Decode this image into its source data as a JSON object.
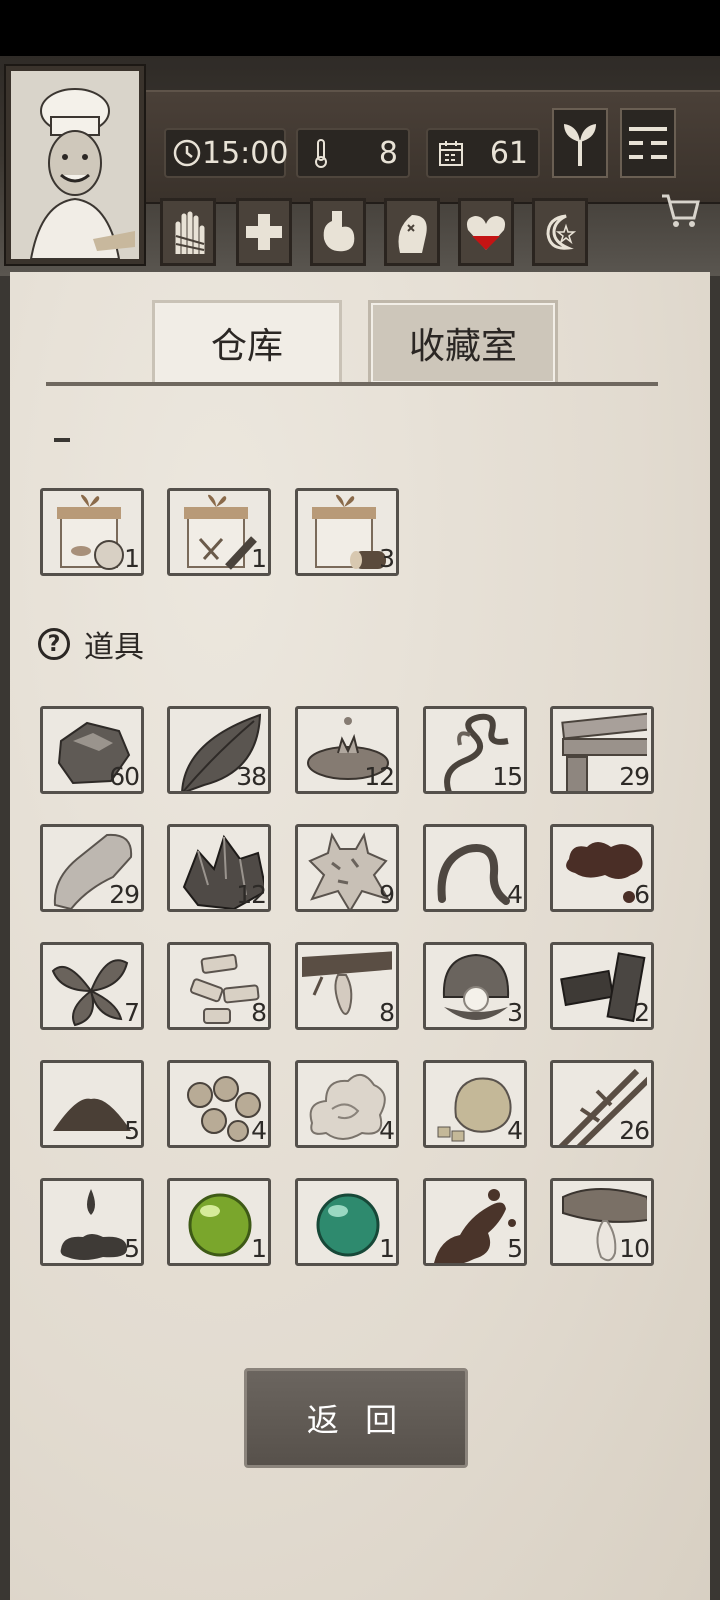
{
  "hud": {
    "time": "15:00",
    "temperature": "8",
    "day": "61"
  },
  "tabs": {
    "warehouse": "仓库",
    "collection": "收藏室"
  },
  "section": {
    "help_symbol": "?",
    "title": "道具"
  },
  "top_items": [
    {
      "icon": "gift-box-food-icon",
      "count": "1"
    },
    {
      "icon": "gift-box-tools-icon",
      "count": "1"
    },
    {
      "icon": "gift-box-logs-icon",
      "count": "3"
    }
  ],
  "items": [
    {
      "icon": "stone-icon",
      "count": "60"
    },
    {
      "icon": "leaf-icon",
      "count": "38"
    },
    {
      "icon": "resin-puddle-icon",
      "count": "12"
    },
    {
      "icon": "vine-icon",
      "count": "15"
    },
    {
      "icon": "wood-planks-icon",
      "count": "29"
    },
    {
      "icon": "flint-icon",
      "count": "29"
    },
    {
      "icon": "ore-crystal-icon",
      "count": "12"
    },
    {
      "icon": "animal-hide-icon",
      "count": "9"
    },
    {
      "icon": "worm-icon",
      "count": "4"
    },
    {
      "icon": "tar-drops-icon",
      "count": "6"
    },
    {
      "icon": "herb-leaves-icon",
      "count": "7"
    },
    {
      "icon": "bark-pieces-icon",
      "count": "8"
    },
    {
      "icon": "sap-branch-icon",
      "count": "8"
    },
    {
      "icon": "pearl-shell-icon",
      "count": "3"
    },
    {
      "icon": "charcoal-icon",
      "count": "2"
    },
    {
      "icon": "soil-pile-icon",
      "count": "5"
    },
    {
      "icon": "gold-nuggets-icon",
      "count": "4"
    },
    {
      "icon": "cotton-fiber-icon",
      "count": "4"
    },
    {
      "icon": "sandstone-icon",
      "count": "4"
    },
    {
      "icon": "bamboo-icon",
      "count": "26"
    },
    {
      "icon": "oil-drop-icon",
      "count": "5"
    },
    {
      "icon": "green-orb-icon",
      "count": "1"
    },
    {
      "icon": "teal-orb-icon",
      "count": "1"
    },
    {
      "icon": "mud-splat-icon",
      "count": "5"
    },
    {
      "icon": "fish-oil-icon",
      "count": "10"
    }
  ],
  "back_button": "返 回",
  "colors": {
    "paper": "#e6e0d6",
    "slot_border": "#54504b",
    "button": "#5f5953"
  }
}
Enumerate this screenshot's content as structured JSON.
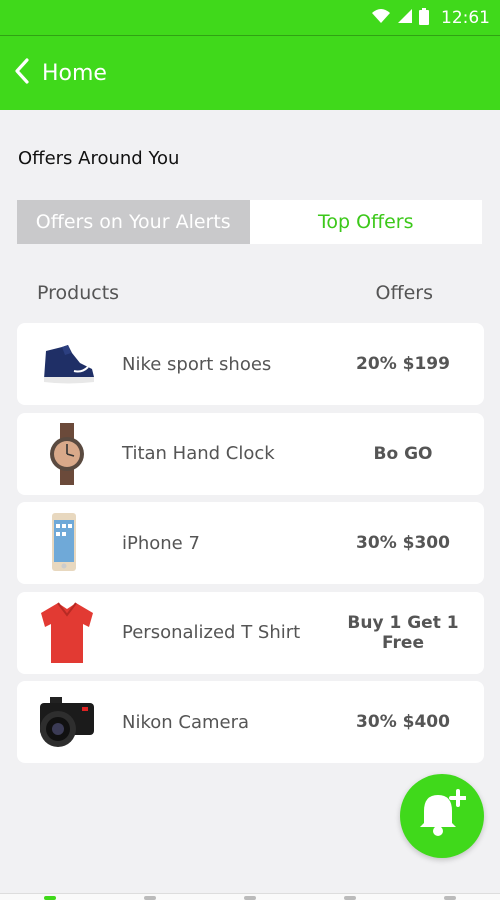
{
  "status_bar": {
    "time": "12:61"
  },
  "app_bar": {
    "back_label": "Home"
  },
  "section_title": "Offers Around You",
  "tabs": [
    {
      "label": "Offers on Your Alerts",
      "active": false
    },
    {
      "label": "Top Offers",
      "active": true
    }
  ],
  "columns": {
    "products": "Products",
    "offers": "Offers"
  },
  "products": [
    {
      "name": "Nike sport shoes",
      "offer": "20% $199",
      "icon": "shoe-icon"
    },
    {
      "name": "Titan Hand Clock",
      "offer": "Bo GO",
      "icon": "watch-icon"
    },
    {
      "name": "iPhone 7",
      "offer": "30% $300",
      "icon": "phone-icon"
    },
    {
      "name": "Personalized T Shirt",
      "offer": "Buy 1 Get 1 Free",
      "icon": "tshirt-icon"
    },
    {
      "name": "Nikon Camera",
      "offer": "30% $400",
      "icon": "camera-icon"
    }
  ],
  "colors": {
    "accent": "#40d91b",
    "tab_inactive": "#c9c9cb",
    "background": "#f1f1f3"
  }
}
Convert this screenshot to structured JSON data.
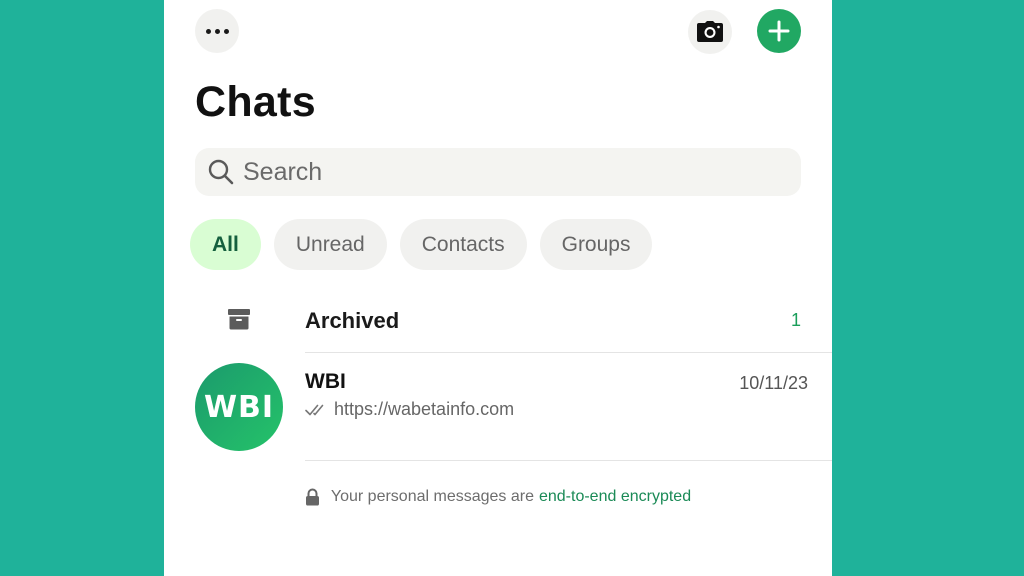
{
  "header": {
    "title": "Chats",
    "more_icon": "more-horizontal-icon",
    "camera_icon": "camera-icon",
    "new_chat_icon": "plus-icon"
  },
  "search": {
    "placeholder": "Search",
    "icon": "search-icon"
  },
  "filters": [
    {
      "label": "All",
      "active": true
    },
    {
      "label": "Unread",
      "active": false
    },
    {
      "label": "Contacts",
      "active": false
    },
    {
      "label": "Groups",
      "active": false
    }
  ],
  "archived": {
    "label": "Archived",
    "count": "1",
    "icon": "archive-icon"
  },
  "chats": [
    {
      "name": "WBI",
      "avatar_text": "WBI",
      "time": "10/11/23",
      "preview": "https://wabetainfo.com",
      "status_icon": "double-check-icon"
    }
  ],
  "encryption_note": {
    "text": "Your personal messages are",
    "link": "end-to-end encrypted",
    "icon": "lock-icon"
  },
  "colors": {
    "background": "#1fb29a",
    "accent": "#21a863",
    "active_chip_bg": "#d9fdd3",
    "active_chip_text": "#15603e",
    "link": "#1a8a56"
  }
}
________________________
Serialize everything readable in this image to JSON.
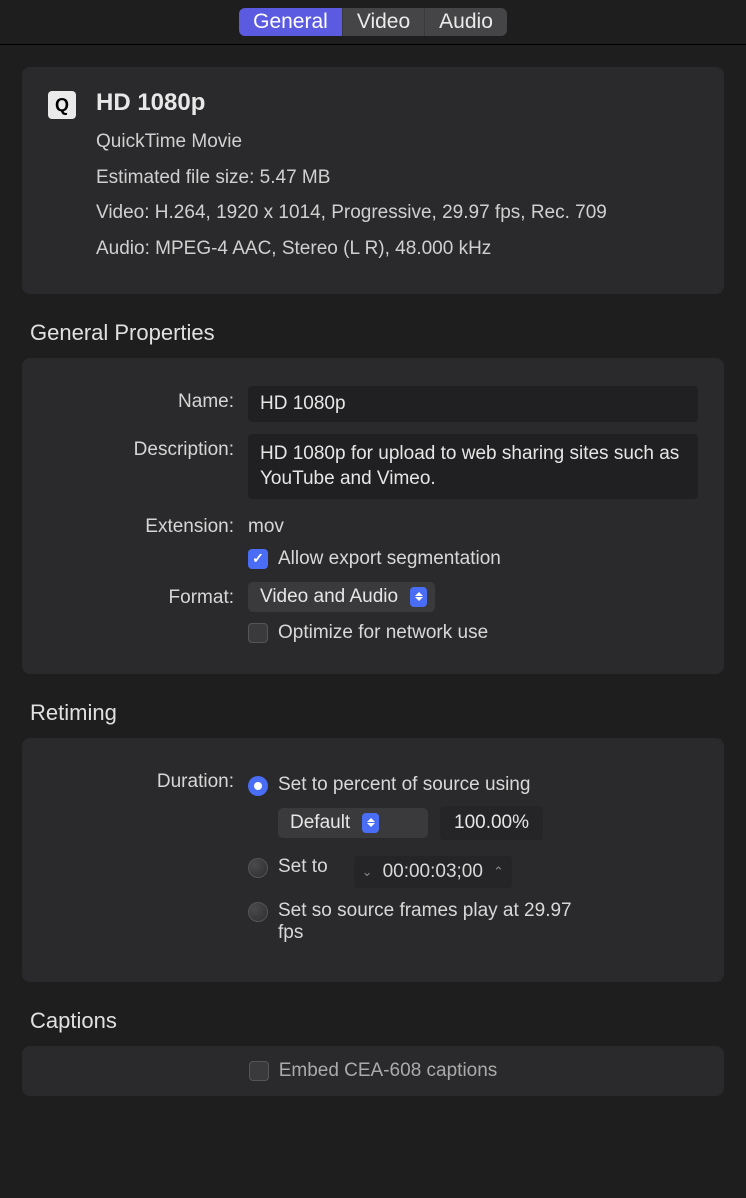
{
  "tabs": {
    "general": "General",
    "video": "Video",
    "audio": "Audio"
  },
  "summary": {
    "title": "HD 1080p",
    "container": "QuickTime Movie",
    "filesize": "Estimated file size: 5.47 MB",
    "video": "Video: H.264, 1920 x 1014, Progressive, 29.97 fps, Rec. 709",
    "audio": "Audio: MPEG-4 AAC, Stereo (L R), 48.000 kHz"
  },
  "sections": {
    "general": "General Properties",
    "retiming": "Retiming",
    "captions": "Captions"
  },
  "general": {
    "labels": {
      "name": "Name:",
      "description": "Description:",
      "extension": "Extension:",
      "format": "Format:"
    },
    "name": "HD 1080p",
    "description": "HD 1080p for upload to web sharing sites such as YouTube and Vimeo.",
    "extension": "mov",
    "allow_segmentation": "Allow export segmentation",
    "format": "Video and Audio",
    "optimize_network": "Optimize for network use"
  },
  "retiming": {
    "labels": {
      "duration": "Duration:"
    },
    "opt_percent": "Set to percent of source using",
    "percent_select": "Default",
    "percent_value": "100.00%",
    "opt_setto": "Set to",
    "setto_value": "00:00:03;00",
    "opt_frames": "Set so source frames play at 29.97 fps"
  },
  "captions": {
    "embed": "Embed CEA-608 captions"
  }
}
________________________
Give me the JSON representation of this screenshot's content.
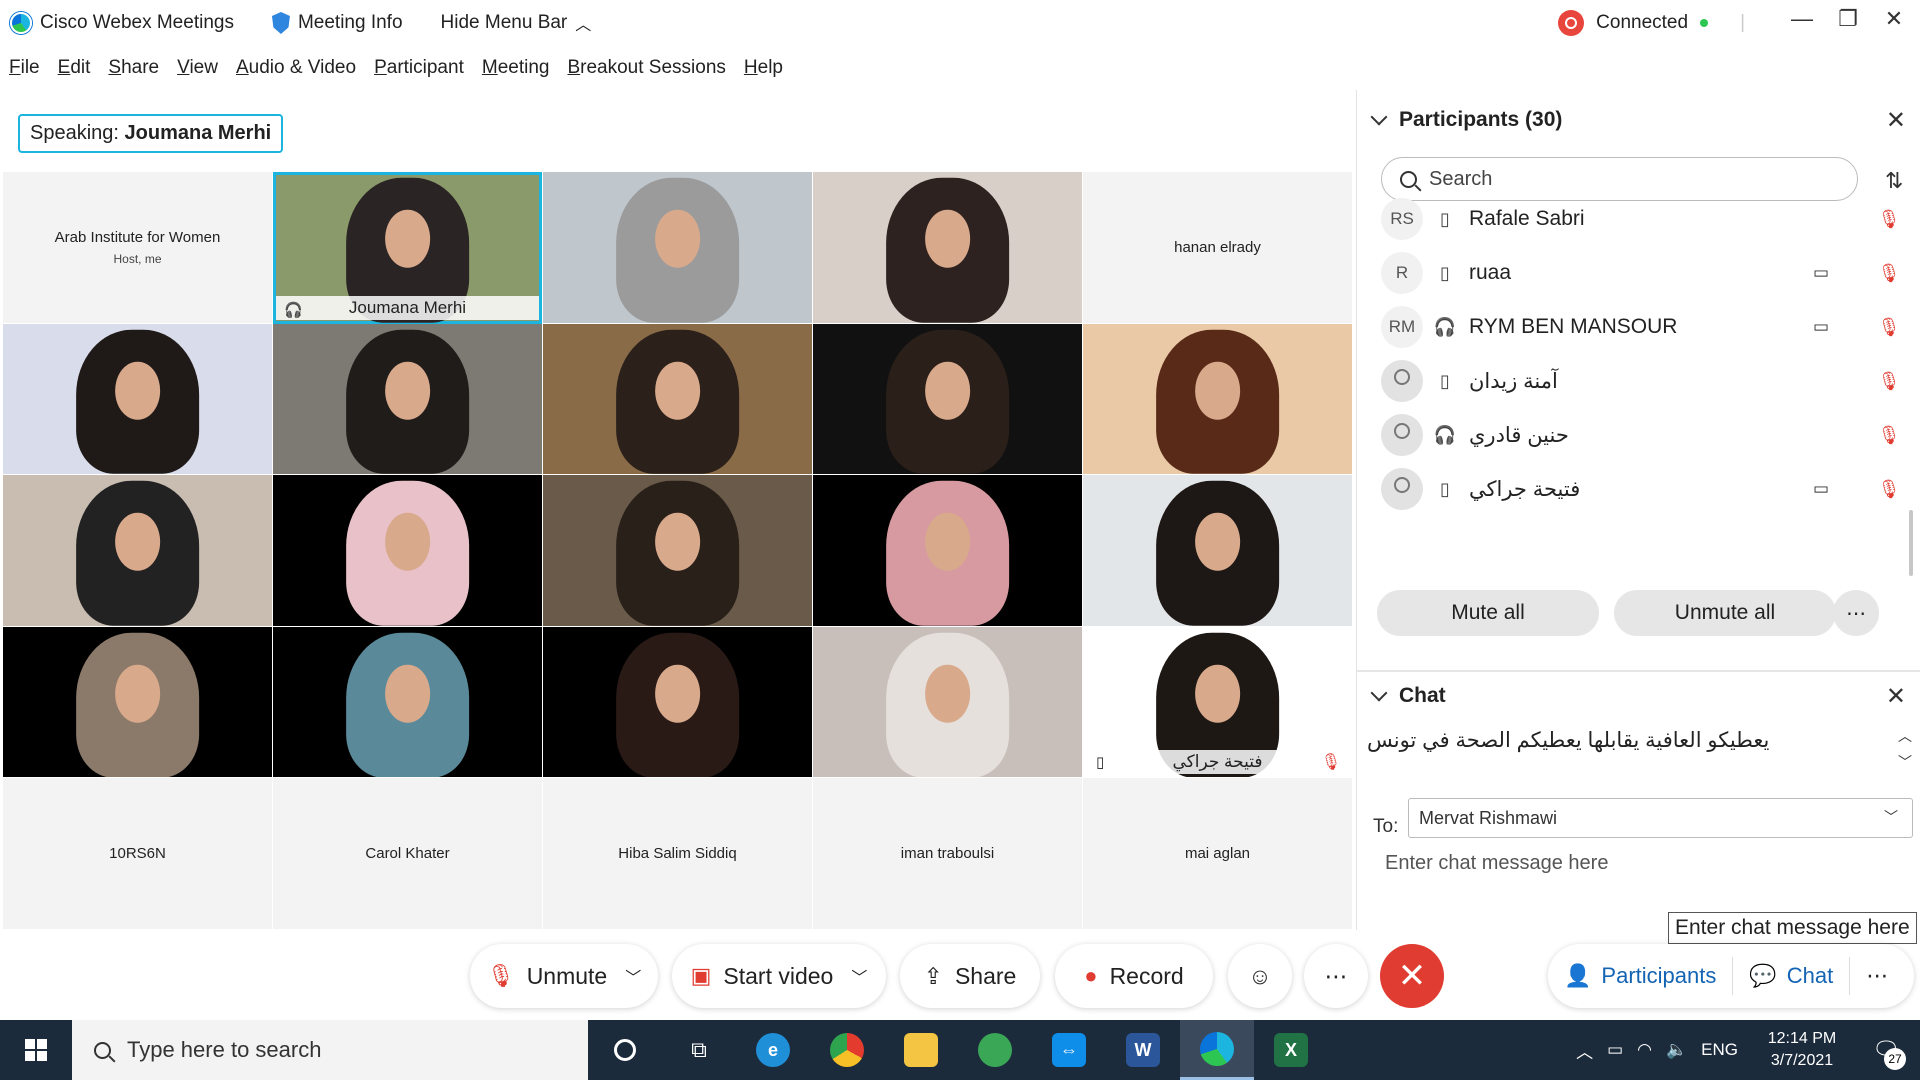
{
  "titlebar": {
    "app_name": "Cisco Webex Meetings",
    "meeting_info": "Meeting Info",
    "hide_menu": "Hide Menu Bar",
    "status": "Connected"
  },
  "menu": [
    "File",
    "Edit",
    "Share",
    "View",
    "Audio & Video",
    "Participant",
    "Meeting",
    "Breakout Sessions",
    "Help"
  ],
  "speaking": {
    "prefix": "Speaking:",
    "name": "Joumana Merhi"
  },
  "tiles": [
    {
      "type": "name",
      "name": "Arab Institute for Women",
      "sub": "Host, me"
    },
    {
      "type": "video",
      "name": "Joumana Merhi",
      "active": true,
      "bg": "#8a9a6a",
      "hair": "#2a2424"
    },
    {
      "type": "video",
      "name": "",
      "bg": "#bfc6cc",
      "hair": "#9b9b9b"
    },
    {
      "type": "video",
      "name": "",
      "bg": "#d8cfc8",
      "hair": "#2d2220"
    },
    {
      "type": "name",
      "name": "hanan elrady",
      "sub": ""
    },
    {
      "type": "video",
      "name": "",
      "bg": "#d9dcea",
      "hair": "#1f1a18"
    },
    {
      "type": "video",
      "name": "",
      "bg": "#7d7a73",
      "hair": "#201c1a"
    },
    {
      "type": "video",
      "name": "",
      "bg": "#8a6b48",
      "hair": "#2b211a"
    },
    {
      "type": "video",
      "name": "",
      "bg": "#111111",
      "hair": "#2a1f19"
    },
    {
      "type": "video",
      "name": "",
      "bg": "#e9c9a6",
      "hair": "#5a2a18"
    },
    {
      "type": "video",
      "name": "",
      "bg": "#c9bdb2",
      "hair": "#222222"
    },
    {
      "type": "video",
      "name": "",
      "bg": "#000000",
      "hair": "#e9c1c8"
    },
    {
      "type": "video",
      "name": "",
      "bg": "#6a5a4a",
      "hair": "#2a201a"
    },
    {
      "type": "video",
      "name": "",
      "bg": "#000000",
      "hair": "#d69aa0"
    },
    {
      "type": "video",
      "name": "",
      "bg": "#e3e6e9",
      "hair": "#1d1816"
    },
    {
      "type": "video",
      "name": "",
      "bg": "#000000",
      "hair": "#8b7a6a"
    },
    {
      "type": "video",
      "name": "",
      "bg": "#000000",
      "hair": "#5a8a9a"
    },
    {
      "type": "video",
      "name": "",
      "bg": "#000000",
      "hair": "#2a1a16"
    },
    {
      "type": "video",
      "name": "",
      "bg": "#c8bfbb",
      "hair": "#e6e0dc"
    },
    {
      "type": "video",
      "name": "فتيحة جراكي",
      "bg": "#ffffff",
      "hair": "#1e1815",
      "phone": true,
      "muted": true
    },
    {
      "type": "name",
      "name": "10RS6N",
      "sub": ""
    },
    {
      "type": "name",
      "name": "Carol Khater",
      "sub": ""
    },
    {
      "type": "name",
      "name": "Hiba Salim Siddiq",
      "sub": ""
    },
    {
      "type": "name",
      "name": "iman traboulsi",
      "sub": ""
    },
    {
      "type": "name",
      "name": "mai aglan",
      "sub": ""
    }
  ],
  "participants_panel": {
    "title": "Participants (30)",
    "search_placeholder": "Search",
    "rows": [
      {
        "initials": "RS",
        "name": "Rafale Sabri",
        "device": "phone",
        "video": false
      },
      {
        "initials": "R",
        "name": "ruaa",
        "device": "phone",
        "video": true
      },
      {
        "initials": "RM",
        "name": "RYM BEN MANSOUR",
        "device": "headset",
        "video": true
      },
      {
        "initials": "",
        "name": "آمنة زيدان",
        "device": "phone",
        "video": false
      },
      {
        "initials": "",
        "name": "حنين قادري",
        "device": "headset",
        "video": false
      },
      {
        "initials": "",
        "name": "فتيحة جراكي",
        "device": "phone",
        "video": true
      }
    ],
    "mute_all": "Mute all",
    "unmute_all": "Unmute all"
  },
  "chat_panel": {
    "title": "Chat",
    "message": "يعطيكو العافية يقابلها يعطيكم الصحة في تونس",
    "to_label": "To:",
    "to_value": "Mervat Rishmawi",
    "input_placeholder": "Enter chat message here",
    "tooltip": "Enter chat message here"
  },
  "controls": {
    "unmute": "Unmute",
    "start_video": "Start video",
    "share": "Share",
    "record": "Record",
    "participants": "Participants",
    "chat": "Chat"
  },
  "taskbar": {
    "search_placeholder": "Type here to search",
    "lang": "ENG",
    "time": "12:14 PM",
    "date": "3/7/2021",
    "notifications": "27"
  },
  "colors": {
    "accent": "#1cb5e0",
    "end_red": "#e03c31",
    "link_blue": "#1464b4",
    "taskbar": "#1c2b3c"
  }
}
________________________
Gather up every line from the listing above in which the word "structured" occurs.

Enumerate this screenshot's content as structured JSON.
Convert this screenshot to structured JSON data.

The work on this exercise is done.